- **Exercise task**
Do not include the pictures; repeat the rest of the data exactly.

## Begin Exercise inputs

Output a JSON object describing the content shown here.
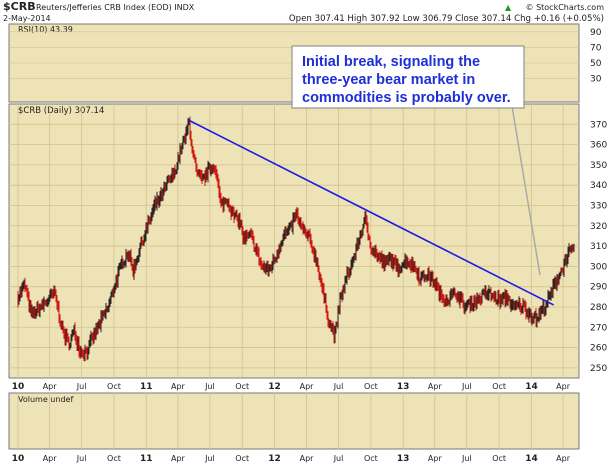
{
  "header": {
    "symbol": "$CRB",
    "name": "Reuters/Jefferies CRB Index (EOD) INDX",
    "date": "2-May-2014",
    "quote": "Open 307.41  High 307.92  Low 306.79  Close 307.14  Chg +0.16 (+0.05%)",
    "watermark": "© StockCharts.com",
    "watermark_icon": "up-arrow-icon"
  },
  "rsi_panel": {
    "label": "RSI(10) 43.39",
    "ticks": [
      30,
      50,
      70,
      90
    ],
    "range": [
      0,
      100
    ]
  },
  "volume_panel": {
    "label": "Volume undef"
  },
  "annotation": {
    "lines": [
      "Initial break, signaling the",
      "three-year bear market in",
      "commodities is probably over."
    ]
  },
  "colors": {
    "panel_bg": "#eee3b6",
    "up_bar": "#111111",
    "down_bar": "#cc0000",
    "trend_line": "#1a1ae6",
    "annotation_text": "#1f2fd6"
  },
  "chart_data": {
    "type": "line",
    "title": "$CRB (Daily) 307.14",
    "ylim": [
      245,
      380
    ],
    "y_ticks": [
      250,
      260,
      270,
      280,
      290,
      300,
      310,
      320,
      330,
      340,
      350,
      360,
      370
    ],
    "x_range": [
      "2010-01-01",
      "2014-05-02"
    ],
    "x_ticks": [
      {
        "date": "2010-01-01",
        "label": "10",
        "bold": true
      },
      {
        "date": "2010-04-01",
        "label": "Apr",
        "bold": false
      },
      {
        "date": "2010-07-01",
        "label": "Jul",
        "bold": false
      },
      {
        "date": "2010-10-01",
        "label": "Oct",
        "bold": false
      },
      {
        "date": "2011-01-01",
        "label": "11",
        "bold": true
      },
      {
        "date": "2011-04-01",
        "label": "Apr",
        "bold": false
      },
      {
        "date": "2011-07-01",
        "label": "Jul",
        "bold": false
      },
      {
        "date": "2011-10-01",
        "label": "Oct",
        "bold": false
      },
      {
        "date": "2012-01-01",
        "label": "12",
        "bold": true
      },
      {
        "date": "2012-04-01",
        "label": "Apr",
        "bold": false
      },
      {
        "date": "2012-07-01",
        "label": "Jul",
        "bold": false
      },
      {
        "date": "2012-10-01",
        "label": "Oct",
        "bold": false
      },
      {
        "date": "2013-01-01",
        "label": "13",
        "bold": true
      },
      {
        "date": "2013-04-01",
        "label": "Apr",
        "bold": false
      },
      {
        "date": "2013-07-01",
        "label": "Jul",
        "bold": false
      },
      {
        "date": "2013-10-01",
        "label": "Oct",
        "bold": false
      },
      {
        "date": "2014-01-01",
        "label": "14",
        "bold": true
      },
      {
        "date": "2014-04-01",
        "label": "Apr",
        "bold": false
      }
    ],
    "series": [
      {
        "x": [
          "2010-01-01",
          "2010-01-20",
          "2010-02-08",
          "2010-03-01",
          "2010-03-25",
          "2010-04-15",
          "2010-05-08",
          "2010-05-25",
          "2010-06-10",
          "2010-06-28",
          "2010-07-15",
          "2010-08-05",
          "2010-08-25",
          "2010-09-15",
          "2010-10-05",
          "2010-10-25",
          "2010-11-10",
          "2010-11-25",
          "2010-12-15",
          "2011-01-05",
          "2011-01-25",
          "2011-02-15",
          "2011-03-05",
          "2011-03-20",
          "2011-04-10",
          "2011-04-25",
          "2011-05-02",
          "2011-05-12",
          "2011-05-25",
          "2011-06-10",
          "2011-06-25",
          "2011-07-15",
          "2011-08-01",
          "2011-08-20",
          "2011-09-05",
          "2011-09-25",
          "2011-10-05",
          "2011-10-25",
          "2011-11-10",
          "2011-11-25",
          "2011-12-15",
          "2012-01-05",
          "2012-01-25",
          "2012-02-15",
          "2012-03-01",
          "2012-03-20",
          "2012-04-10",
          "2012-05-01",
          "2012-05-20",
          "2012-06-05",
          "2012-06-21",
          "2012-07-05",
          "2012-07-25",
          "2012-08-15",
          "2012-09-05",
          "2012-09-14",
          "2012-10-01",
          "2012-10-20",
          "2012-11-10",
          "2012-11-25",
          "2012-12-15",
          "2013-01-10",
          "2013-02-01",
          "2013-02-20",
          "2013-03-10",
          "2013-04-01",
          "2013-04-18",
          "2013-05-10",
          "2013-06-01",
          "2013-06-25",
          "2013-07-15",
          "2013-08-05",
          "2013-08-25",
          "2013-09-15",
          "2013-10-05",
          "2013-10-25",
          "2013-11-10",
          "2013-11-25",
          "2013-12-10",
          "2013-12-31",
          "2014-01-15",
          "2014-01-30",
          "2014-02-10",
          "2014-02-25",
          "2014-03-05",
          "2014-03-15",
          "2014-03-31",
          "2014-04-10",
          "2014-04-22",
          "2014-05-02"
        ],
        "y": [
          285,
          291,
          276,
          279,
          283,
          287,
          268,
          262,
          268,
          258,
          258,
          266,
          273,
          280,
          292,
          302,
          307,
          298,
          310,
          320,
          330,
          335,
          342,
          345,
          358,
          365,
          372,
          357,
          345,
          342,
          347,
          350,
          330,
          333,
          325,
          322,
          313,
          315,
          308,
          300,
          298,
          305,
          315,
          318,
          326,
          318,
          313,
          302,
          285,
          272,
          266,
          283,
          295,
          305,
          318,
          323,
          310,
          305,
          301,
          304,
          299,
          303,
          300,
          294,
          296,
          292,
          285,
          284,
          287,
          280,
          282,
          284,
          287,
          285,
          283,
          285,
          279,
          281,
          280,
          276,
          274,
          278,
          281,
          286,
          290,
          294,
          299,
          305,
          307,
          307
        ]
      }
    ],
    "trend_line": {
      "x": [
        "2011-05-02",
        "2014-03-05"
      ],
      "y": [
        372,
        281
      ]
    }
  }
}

## End Exercise inputs

- **Correct response**
Output a JSON object describing the content shown here.
{
  "header": {
    "symbol": "$CRB",
    "name": "Reuters/Jefferies CRB Index (EOD) INDX",
    "date": "2-May-2014",
    "quote": "Open 307.41  High 307.92  Low 306.79  Close 307.14  Chg +0.16 (+0.05%)",
    "watermark": "© StockCharts.com",
    "watermark_icon": "up-arrow-icon"
  },
  "rsi_panel": {
    "label": "RSI(10) 43.39",
    "ticks": [
      30,
      50,
      70,
      90
    ],
    "range": [
      0,
      100
    ]
  },
  "volume_panel": {
    "label": "Volume undef"
  },
  "annotation": {
    "lines": [
      "Initial break, signaling the",
      "three-year bear market in",
      "commodities is probably over."
    ]
  },
  "colors": {
    "panel_bg": "#eee3b6",
    "up_bar": "#111111",
    "down_bar": "#cc0000",
    "trend_line": "#1a1ae6",
    "annotation_text": "#1f2fd6"
  },
  "chart_data": {
    "type": "line",
    "title": "$CRB (Daily) 307.14",
    "ylim": [
      245,
      380
    ],
    "y_ticks": [
      250,
      260,
      270,
      280,
      290,
      300,
      310,
      320,
      330,
      340,
      350,
      360,
      370
    ],
    "x_range": [
      "2010-01-01",
      "2014-05-02"
    ],
    "x_ticks": [
      {
        "date": "2010-01-01",
        "label": "10",
        "bold": true
      },
      {
        "date": "2010-04-01",
        "label": "Apr",
        "bold": false
      },
      {
        "date": "2010-07-01",
        "label": "Jul",
        "bold": false
      },
      {
        "date": "2010-10-01",
        "label": "Oct",
        "bold": false
      },
      {
        "date": "2011-01-01",
        "label": "11",
        "bold": true
      },
      {
        "date": "2011-04-01",
        "label": "Apr",
        "bold": false
      },
      {
        "date": "2011-07-01",
        "label": "Jul",
        "bold": false
      },
      {
        "date": "2011-10-01",
        "label": "Oct",
        "bold": false
      },
      {
        "date": "2012-01-01",
        "label": "12",
        "bold": true
      },
      {
        "date": "2012-04-01",
        "label": "Apr",
        "bold": false
      },
      {
        "date": "2012-07-01",
        "label": "Jul",
        "bold": false
      },
      {
        "date": "2012-10-01",
        "label": "Oct",
        "bold": false
      },
      {
        "date": "2013-01-01",
        "label": "13",
        "bold": true
      },
      {
        "date": "2013-04-01",
        "label": "Apr",
        "bold": false
      },
      {
        "date": "2013-07-01",
        "label": "Jul",
        "bold": false
      },
      {
        "date": "2013-10-01",
        "label": "Oct",
        "bold": false
      },
      {
        "date": "2014-01-01",
        "label": "14",
        "bold": true
      },
      {
        "date": "2014-04-01",
        "label": "Apr",
        "bold": false
      }
    ],
    "series": [
      {
        "x": [
          "2010-01-01",
          "2010-01-20",
          "2010-02-08",
          "2010-03-01",
          "2010-03-25",
          "2010-04-15",
          "2010-05-08",
          "2010-05-25",
          "2010-06-10",
          "2010-06-28",
          "2010-07-15",
          "2010-08-05",
          "2010-08-25",
          "2010-09-15",
          "2010-10-05",
          "2010-10-25",
          "2010-11-10",
          "2010-11-25",
          "2010-12-15",
          "2011-01-05",
          "2011-01-25",
          "2011-02-15",
          "2011-03-05",
          "2011-03-20",
          "2011-04-10",
          "2011-04-25",
          "2011-05-02",
          "2011-05-12",
          "2011-05-25",
          "2011-06-10",
          "2011-06-25",
          "2011-07-15",
          "2011-08-01",
          "2011-08-20",
          "2011-09-05",
          "2011-09-25",
          "2011-10-05",
          "2011-10-25",
          "2011-11-10",
          "2011-11-25",
          "2011-12-15",
          "2012-01-05",
          "2012-01-25",
          "2012-02-15",
          "2012-03-01",
          "2012-03-20",
          "2012-04-10",
          "2012-05-01",
          "2012-05-20",
          "2012-06-05",
          "2012-06-21",
          "2012-07-05",
          "2012-07-25",
          "2012-08-15",
          "2012-09-05",
          "2012-09-14",
          "2012-10-01",
          "2012-10-20",
          "2012-11-10",
          "2012-11-25",
          "2012-12-15",
          "2013-01-10",
          "2013-02-01",
          "2013-02-20",
          "2013-03-10",
          "2013-04-01",
          "2013-04-18",
          "2013-05-10",
          "2013-06-01",
          "2013-06-25",
          "2013-07-15",
          "2013-08-05",
          "2013-08-25",
          "2013-09-15",
          "2013-10-05",
          "2013-10-25",
          "2013-11-10",
          "2013-11-25",
          "2013-12-10",
          "2013-12-31",
          "2014-01-15",
          "2014-01-30",
          "2014-02-10",
          "2014-02-25",
          "2014-03-05",
          "2014-03-15",
          "2014-03-31",
          "2014-04-10",
          "2014-04-22",
          "2014-05-02"
        ],
        "y": [
          285,
          291,
          276,
          279,
          283,
          287,
          268,
          262,
          268,
          258,
          258,
          266,
          273,
          280,
          292,
          302,
          307,
          298,
          310,
          320,
          330,
          335,
          342,
          345,
          358,
          365,
          372,
          357,
          345,
          342,
          347,
          350,
          330,
          333,
          325,
          322,
          313,
          315,
          308,
          300,
          298,
          305,
          315,
          318,
          326,
          318,
          313,
          302,
          285,
          272,
          266,
          283,
          295,
          305,
          318,
          323,
          310,
          305,
          301,
          304,
          299,
          303,
          300,
          294,
          296,
          292,
          285,
          284,
          287,
          280,
          282,
          284,
          287,
          285,
          283,
          285,
          279,
          281,
          280,
          276,
          274,
          278,
          281,
          286,
          290,
          294,
          299,
          305,
          307,
          307
        ]
      }
    ],
    "trend_line": {
      "x": [
        "2011-05-02",
        "2014-03-05"
      ],
      "y": [
        372,
        281
      ]
    }
  }
}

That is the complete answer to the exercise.